EXERCISE DETAILS
Leave out the pictures and copy the remaining records exactly.

Stored data
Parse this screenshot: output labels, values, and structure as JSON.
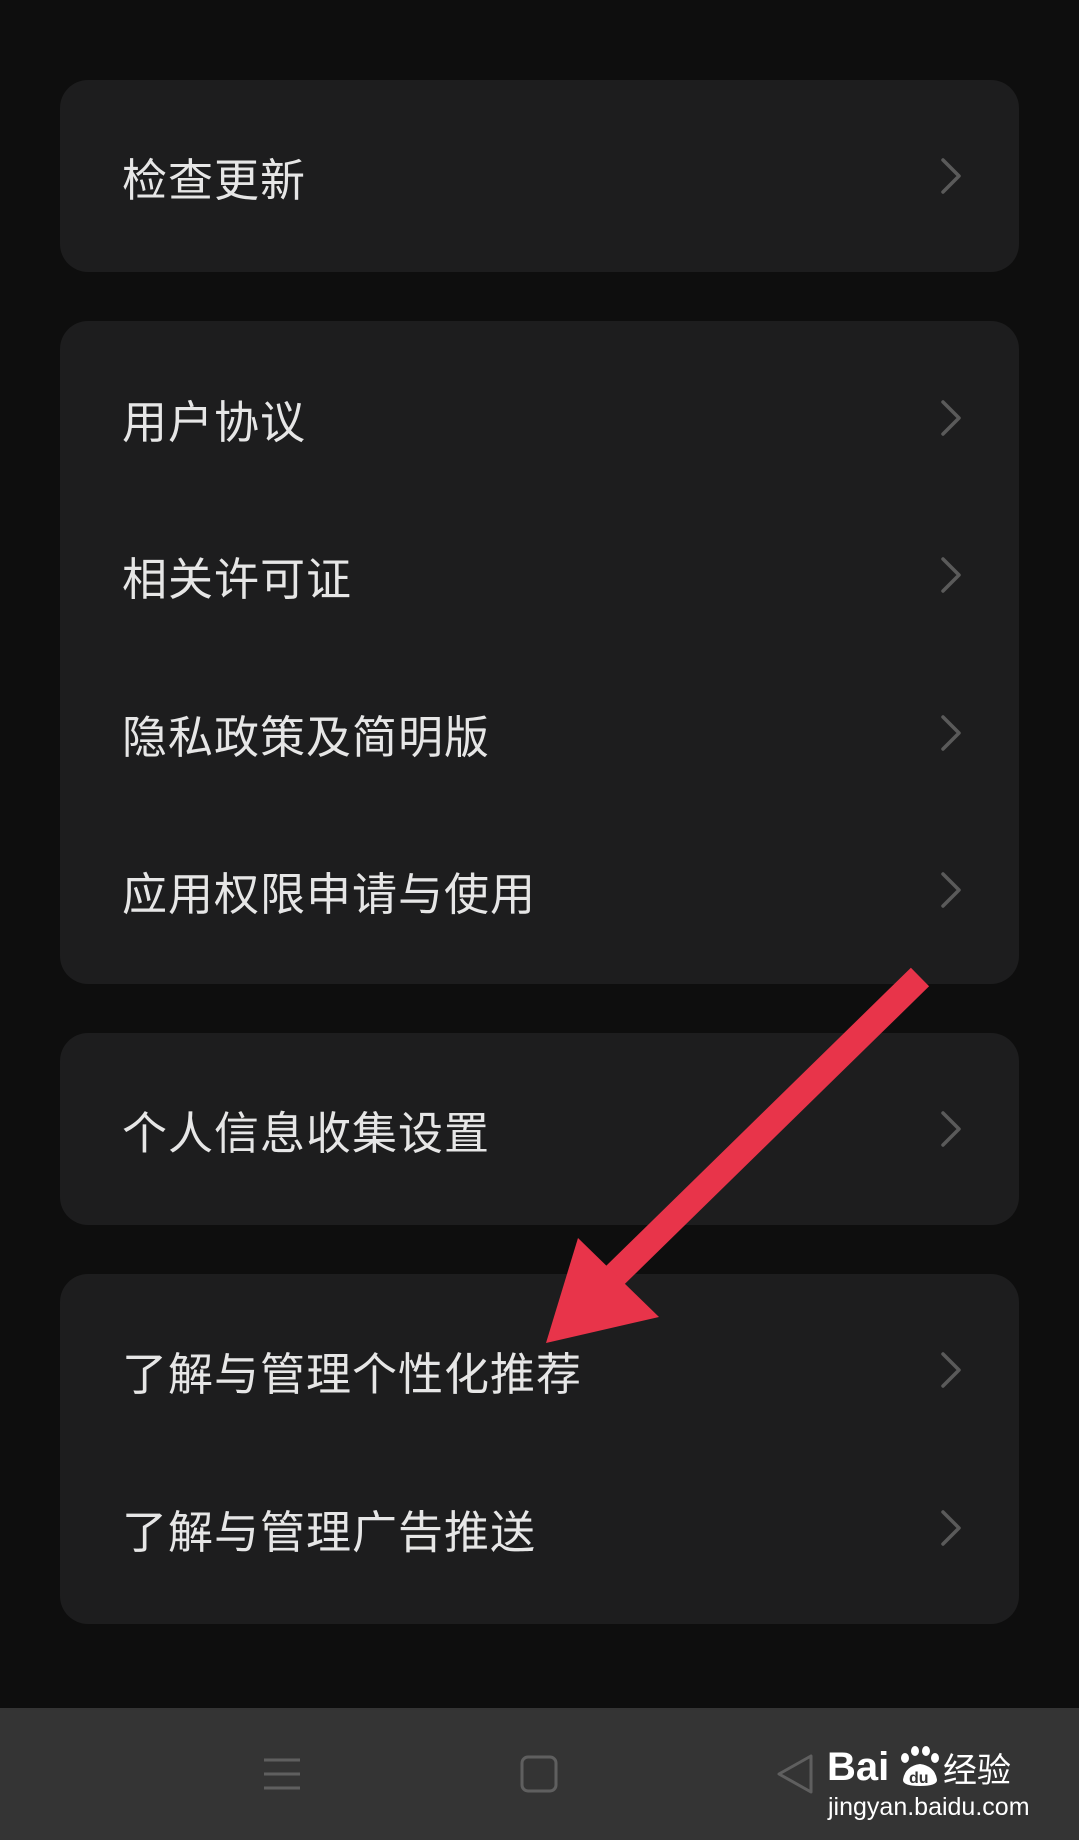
{
  "groups": [
    {
      "items": [
        {
          "label": "检查更新"
        }
      ]
    },
    {
      "items": [
        {
          "label": "用户协议"
        },
        {
          "label": "相关许可证"
        },
        {
          "label": "隐私政策及简明版"
        },
        {
          "label": "应用权限申请与使用"
        }
      ]
    },
    {
      "items": [
        {
          "label": "个人信息收集设置"
        }
      ]
    },
    {
      "items": [
        {
          "label": "了解与管理个性化推荐"
        },
        {
          "label": "了解与管理广告推送"
        }
      ]
    }
  ],
  "icons": {
    "row_chevron": "chevron-right-icon",
    "nav_menu": "menu-lines-icon",
    "nav_home": "home-square-icon",
    "nav_back": "back-triangle-icon"
  },
  "watermark": {
    "brand": "Baidu经验",
    "url": "jingyan.baidu.com"
  },
  "colors": {
    "background": "#0e0e0e",
    "card": "#1d1d1e",
    "text": "#e6e6e6",
    "chevron": "#5a5a5a",
    "navbar": "#343434",
    "annotation_arrow": "#e8344a"
  }
}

THE ANSWER
Parse this screenshot: output labels, values, and structure as JSON.
{
  "groups": [
    {
      "items": [
        {
          "label": "检查更新"
        }
      ]
    },
    {
      "items": [
        {
          "label": "用户协议"
        },
        {
          "label": "相关许可证"
        },
        {
          "label": "隐私政策及简明版"
        },
        {
          "label": "应用权限申请与使用"
        }
      ]
    },
    {
      "items": [
        {
          "label": "个人信息收集设置"
        }
      ]
    },
    {
      "items": [
        {
          "label": "了解与管理个性化推荐"
        },
        {
          "label": "了解与管理广告推送"
        }
      ]
    }
  ],
  "icons": {
    "row_chevron": "chevron-right-icon",
    "nav_menu": "menu-lines-icon",
    "nav_home": "home-square-icon",
    "nav_back": "back-triangle-icon"
  },
  "watermark": {
    "brand": "Baidu经验",
    "url": "jingyan.baidu.com"
  },
  "colors": {
    "background": "#0e0e0e",
    "card": "#1d1d1e",
    "text": "#e6e6e6",
    "chevron": "#5a5a5a",
    "navbar": "#343434",
    "annotation_arrow": "#e8344a"
  }
}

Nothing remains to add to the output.